◆ JOB
Find the word "Reservas" in the listing; pull out each line holding it.
+--
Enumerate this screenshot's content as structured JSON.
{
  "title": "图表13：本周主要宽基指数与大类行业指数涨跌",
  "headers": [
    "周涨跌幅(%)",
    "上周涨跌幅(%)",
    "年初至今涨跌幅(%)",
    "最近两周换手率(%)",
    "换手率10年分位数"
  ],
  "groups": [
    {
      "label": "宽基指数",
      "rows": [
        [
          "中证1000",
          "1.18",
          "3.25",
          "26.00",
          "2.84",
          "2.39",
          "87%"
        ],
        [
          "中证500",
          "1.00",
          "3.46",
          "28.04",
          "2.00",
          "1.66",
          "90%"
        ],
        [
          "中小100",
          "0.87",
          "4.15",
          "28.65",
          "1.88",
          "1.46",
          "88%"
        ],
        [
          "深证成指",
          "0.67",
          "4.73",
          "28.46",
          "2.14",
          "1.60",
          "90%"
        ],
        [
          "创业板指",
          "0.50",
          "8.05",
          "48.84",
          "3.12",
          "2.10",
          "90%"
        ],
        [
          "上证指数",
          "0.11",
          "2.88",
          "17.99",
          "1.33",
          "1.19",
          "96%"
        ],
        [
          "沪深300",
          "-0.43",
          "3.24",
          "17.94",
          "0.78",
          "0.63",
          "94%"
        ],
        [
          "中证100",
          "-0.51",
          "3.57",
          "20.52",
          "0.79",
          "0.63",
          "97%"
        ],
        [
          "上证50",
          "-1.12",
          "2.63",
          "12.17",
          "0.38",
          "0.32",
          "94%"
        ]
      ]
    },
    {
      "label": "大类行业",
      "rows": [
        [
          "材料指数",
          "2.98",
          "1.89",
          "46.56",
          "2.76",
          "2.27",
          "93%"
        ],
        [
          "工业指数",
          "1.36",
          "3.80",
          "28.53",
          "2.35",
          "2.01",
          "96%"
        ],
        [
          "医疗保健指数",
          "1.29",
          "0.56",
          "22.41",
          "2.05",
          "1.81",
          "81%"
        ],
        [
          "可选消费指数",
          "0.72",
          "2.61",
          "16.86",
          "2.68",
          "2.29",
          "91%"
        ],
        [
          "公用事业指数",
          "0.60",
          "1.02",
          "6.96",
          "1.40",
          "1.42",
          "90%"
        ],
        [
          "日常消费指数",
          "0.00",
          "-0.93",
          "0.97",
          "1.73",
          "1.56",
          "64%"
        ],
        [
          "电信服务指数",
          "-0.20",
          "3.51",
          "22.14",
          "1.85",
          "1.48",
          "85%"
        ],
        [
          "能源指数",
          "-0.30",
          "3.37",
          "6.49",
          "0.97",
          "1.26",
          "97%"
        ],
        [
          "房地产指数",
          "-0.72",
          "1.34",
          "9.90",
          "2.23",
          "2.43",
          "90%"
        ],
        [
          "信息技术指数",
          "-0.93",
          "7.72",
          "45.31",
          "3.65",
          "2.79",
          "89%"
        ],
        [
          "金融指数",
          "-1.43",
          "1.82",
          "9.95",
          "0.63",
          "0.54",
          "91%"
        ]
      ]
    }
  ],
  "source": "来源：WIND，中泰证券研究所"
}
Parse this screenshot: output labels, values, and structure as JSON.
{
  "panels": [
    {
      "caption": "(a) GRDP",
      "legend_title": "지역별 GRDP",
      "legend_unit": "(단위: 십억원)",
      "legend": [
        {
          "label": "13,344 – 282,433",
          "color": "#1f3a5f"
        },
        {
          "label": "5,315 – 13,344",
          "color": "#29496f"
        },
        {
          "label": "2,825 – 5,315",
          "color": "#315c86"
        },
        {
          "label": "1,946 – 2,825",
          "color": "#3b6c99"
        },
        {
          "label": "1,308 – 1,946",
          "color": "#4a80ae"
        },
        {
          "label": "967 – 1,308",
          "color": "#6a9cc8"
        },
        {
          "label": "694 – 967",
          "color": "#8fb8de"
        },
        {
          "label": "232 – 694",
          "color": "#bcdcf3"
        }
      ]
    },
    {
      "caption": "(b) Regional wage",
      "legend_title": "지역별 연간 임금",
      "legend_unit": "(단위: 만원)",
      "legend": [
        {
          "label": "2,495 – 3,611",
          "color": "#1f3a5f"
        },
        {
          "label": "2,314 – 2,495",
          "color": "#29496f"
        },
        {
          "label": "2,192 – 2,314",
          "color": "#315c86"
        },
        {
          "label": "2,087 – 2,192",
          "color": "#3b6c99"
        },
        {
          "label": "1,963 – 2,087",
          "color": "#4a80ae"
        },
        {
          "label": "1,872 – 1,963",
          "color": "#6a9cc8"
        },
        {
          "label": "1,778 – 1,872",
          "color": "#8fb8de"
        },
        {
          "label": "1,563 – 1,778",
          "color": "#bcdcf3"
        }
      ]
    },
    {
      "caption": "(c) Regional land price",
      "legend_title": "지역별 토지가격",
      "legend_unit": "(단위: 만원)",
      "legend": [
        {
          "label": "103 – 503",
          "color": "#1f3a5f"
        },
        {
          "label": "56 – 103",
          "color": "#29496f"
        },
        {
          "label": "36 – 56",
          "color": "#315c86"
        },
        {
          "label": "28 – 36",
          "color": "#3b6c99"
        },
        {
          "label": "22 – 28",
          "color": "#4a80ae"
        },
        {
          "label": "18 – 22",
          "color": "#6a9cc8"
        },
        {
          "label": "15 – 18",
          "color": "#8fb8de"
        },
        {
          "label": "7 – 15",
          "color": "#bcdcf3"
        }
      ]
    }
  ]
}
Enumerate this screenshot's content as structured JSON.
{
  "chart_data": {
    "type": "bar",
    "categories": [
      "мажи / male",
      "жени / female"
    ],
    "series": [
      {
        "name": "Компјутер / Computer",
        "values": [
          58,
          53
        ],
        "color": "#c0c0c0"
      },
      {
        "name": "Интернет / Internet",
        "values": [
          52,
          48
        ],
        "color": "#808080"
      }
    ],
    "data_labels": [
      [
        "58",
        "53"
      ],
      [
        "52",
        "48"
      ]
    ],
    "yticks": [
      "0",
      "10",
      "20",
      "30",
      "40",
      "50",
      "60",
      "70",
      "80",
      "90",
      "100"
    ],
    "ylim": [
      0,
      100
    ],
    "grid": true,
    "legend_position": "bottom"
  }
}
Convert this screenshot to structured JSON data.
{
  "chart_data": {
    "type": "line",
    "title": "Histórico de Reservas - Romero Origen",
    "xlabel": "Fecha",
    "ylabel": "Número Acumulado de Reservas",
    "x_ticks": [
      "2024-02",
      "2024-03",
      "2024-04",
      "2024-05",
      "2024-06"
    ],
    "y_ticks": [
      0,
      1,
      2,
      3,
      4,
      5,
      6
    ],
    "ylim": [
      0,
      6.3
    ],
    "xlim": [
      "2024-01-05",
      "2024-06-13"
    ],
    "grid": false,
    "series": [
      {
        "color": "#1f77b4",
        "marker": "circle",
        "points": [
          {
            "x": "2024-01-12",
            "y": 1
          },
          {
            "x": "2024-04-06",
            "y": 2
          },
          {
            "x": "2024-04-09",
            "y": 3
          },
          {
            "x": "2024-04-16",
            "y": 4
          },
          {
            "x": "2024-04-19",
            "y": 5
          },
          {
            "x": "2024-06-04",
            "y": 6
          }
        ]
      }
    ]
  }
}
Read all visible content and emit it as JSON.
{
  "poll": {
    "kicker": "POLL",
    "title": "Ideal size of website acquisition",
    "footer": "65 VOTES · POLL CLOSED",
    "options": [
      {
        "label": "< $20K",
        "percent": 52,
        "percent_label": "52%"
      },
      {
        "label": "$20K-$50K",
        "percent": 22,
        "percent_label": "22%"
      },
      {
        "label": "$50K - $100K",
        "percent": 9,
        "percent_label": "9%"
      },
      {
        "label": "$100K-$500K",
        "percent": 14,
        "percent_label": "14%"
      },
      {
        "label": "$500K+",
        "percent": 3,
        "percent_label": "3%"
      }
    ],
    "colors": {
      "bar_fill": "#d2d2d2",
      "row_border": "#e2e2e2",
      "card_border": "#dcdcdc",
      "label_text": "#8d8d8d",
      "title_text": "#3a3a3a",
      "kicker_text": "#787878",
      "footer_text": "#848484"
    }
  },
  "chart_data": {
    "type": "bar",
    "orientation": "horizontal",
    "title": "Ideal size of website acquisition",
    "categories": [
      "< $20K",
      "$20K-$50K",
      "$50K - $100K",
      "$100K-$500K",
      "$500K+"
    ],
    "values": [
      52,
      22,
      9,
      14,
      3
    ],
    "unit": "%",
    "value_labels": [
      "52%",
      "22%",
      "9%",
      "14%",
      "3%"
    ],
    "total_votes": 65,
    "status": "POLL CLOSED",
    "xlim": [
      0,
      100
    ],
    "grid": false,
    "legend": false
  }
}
+--
◆ SOLUTION TO THE PROBLEM
    "title": "Histórico de Reservas - Romero Origen",
    "ylabel": "Número Acumulado de Reservas",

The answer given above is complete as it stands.